Among the lines below, count those containing the word "Sports". Give the number only.

— start Items —

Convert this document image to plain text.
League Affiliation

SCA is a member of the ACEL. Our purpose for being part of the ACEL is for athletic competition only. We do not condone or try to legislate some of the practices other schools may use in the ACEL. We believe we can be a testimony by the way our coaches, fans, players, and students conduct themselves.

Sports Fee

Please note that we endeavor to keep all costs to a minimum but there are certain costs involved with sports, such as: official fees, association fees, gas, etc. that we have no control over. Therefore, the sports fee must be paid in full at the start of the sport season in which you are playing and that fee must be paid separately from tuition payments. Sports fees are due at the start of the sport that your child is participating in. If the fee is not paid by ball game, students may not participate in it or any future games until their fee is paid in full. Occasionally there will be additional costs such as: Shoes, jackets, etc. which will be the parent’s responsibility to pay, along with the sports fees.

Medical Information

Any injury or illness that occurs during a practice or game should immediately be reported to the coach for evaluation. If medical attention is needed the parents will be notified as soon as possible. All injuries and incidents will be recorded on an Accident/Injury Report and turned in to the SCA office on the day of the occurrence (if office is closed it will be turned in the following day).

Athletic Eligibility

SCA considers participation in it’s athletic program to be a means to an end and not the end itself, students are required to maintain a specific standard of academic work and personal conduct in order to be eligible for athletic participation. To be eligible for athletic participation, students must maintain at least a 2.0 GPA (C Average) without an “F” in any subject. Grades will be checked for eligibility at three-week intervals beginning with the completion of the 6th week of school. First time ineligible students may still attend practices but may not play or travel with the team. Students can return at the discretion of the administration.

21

— end Items —

**Task output:** 2